Que Bonita!

March 7-9, 2014

Our obsession with Eastern Arizona continues, as we discover ever more magnificent and lightly travelled canyons.

For the first backpack of the year, we returned with David and Rogil for a closer look at an area we passed through on our big mid-winter ramble. We needed a meeting place near Safford, so we decided to rent a couple of casitas at Essence of Tranquility "Spa" and hot springs. The quotes should serve as fair warning to anyone who books a room here expecting Ojo Caliente (or Faywood, for that matter). Tucson's closest developed hot springs has been pretty well savaged on TripAdvisor, and — understandably gun-shy — the owner has gone to great pains on her website to explain that she offers a good soak and no frills accommodations. And if you can get past the plastic flowers, paper murals, fake rock walls, plaster-of-Paris statues of Buddha, and other well-worn 1970s-vintage kitsch, E of T is a pleasant place to soak, sit back and listen to the wind rustling in the bamboo fronds that's very reasonably priced at $5.00 a head for the tubs and $50-$60 a night for a "casita" and unlimited access.

Next morning after the obligatory stop at The Cottage French bakery(!), we made our way via a long series of very bad 4WD high clearance roads, hoping one of them would intersect a side canyon where we could scramble down to the main drainage. We stashed the vehicles at a wide spot in the road and trudged downhill, where we were surprised to find a well-marked trail winding through a classic high desert forest of tall yellow grass, juniper and piñon. Tortured spires of red and yellow tuff reared up as we dropped into the canyon, and the next 3-1/2 miles were an exposition of Arizona's stunningly varied and complex geology. Around every bend was a different layer of rock ranging from rough reddish-brown basalt to chalk white to glassy gray to chunks of pure black lava.

For about the last half- mile, the trail scrambles high on the north wall of the canyon to avoid a 15-foot pour-off, providing breath-taking views of a distant mountain range as well as our first glimpse of a ribbon of brilliant lime green outlining the path of the main drainage.

The dry and boney canyon gave way to a canopy of towering sycamores and cottonwoods, and we quickly discovered that beavers have been very active in this canyon, constructing dams about every 50 feet and splitting the stream into dozens of shallow rivulets. We found a flat spot in a dense bosque not far from a meander, and made camp. We had just enough daylight to hack our way upstream to a historic stone cabin. In 2003 the BLM and Forest Service collaborated on an elaborate restoration, completely rebuilding the roof and upper walls and erecting a marker detailing the history of the area.

___

• Parts of the exercise:
1. In the canyon trip report, rewrite everything from "The dry and" down to "of the area.", swapping "beavers" for "muskrats".
2. According to the canyon trip report, which parts of the historic stone cabin did the BLM and Forest Service completely rebuild in 2003?
The listing isn't needed for anything here.

___

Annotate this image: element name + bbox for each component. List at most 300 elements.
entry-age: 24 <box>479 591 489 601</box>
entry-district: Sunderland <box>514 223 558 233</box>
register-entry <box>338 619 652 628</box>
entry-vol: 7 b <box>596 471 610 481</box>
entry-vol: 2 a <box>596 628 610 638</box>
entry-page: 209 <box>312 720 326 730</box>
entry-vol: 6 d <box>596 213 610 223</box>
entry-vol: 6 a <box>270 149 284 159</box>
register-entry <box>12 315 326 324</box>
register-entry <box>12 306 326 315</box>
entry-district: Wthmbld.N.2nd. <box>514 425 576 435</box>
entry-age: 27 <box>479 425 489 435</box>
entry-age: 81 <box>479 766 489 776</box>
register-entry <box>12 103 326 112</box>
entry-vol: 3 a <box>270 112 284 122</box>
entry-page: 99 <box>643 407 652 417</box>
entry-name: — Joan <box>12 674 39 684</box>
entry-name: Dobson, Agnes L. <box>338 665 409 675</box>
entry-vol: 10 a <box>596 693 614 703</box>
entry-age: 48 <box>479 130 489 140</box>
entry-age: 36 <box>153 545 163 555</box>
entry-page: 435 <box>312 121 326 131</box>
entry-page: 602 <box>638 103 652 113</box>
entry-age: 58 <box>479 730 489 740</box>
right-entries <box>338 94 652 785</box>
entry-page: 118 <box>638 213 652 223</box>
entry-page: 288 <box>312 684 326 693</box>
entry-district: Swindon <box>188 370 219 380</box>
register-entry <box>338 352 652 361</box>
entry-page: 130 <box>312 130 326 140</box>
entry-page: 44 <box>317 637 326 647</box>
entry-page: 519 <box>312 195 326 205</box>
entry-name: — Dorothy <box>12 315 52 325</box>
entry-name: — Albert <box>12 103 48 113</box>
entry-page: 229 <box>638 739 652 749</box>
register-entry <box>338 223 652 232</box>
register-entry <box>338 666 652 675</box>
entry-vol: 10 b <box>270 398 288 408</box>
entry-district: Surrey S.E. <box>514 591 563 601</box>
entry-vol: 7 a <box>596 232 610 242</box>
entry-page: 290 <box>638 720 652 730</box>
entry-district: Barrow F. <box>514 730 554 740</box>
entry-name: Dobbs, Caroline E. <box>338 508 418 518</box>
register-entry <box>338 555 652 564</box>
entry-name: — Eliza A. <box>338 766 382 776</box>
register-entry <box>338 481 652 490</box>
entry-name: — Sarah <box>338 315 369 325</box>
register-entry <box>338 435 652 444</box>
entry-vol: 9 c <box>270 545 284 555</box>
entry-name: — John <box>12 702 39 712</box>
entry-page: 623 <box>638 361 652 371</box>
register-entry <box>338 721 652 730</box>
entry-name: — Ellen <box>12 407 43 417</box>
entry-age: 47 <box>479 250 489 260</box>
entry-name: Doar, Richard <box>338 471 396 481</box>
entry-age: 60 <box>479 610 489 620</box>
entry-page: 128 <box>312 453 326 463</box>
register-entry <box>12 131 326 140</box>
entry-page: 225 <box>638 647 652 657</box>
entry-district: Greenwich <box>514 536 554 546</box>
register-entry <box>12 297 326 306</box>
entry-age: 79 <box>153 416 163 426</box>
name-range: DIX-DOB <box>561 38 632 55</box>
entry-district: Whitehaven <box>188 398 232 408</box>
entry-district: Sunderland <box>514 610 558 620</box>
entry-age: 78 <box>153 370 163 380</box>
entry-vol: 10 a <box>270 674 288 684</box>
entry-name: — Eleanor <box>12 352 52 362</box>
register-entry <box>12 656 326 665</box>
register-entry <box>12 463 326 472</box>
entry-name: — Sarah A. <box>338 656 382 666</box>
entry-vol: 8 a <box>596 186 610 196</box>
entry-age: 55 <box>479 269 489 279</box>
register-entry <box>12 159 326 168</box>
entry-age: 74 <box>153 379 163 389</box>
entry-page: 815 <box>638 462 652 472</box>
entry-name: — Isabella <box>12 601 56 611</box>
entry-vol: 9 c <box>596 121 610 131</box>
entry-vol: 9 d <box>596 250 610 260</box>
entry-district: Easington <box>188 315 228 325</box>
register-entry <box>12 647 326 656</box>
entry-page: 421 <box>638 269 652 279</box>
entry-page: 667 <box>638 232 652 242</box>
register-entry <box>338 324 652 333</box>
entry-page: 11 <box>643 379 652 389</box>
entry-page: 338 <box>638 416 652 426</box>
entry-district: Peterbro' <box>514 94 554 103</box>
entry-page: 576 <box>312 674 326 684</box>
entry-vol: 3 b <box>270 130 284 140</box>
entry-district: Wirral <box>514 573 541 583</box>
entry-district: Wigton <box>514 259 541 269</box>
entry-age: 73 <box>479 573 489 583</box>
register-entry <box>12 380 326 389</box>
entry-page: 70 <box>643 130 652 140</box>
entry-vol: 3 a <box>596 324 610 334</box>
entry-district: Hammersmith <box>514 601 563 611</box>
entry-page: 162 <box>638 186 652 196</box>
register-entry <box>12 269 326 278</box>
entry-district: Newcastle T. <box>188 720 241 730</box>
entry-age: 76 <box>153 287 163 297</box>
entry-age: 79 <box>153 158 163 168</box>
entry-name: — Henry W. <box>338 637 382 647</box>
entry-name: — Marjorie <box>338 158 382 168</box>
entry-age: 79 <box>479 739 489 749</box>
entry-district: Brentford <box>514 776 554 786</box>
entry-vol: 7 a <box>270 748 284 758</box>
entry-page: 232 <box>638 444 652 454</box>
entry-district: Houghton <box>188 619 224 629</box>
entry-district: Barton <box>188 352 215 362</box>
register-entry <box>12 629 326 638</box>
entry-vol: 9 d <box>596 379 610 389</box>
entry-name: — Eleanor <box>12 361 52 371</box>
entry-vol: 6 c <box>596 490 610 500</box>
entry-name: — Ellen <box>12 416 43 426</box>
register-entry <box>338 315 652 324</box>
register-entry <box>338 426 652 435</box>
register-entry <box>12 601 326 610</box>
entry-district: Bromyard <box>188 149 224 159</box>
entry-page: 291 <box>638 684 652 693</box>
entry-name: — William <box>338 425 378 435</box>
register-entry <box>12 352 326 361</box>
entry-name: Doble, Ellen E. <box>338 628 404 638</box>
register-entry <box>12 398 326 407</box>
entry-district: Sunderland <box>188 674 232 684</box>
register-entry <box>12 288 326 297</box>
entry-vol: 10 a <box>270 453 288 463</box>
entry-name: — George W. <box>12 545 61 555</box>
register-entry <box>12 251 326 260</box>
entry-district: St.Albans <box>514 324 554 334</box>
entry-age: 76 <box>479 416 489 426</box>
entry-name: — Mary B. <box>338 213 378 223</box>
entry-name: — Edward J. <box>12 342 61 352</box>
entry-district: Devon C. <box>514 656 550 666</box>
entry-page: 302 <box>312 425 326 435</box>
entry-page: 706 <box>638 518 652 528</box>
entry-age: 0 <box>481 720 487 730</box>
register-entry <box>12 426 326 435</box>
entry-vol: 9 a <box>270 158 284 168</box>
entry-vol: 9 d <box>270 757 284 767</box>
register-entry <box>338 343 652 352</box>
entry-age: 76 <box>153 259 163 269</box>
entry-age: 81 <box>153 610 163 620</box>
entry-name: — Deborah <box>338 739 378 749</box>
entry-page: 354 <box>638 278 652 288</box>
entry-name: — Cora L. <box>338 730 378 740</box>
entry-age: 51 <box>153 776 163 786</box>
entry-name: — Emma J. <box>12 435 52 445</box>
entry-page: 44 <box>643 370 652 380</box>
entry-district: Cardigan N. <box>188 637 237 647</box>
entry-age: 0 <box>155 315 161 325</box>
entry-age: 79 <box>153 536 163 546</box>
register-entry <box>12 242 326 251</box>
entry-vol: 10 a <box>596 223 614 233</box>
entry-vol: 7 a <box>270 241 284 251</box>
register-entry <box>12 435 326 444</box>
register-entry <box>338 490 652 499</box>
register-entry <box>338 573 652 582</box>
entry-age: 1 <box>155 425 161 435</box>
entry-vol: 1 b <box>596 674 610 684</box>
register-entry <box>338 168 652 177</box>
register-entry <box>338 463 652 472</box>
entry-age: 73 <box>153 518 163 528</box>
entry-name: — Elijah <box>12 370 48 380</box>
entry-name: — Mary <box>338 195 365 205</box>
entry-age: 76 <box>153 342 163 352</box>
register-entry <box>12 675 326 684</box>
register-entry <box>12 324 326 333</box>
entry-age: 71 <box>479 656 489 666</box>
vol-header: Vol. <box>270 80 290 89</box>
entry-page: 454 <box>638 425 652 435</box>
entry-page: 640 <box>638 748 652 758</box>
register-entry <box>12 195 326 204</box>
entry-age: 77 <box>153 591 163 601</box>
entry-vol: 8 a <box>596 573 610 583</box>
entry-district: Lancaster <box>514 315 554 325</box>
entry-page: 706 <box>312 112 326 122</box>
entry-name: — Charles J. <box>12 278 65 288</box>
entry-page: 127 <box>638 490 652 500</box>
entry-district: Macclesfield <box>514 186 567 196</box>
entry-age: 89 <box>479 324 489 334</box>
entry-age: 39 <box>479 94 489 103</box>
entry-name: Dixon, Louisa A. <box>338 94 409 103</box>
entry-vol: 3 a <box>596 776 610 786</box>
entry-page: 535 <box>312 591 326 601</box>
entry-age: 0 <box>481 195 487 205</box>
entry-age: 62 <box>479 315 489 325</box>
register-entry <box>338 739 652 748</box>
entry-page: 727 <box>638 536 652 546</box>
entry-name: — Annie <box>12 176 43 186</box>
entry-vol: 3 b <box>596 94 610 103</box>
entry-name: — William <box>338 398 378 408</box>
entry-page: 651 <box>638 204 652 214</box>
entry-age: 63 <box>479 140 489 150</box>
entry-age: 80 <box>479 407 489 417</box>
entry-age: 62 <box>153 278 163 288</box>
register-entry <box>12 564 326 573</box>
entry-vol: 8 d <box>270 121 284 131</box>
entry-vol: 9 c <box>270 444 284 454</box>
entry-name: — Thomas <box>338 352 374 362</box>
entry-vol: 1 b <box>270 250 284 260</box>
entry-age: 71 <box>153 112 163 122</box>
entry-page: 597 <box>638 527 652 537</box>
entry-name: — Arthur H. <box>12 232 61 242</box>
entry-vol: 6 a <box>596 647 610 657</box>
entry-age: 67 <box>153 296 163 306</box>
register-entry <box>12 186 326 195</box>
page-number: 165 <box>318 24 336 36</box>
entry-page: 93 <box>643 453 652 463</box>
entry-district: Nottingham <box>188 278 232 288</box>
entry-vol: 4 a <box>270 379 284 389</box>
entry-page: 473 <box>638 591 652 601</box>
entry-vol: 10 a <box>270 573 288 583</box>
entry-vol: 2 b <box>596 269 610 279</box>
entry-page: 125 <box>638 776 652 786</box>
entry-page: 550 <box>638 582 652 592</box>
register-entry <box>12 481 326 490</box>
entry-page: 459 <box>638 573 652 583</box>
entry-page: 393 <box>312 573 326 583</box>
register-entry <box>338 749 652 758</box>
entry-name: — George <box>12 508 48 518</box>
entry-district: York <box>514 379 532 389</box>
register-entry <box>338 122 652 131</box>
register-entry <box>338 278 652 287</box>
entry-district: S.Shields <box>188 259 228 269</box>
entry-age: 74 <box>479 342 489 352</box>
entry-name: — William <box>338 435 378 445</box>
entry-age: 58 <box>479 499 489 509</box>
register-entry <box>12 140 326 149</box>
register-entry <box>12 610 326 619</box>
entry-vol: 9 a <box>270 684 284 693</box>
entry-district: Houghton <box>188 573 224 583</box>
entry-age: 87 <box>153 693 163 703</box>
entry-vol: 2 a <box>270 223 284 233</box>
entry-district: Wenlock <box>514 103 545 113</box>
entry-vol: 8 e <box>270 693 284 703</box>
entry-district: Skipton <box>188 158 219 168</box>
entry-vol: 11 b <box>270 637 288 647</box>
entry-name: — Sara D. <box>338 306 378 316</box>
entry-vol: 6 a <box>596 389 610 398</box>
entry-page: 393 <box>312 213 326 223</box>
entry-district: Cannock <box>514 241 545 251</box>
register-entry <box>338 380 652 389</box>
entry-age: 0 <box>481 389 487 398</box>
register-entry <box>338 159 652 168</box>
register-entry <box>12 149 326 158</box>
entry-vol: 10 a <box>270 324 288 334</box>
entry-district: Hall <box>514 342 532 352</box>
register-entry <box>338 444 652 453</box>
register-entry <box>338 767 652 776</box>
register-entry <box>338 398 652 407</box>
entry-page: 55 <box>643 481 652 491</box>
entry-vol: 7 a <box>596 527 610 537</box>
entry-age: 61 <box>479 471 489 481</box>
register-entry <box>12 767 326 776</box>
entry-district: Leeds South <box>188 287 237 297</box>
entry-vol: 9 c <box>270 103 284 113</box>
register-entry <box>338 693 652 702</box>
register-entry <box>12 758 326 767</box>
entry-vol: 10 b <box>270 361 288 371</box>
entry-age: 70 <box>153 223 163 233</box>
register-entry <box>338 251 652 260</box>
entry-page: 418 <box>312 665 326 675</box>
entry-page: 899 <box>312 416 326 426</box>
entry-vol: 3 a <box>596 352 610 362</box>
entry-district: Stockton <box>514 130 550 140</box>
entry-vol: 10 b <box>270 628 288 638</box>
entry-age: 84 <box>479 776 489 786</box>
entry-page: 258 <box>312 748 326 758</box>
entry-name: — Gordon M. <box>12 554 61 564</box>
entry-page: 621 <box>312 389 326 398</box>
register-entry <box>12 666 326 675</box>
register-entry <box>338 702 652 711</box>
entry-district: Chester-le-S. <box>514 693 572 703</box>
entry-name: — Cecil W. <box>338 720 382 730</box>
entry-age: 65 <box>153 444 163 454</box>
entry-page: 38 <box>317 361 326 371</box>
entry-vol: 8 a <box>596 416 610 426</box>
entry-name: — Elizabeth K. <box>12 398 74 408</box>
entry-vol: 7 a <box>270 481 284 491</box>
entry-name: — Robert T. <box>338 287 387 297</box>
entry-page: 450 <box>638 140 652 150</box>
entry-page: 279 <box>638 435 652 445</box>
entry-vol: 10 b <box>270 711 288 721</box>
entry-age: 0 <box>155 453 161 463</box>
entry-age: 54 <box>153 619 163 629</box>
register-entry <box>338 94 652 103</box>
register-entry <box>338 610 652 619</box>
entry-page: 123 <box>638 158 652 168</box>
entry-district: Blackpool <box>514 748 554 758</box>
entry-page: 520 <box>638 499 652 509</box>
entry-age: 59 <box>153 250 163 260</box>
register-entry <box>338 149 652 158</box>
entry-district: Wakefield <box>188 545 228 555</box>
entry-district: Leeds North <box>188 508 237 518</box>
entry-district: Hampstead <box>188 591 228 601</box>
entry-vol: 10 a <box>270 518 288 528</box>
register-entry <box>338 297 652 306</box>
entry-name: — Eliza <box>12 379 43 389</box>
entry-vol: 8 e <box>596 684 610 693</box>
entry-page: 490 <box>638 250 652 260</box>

___

• Task answers:
1.
The dry and boney canyon gave way to a canopy of towering sycamores and cottonwoods, and we quickly discovered that muskrats have been very active in this canyon, constructing dams about every 50 feet and splitting the stream into dozens of shallow rivulets. We found a flat spot in a dense bosque not far from a meander, and made camp. We had just enough daylight to hack our way upstream to a historic stone cabin. In 2003 the BLM and Forest Service collaborated on an elaborate restoration, completely rebuilding the roof and upper walls and erecting a marker detailing the history of the area.

2. The roof and upper walls.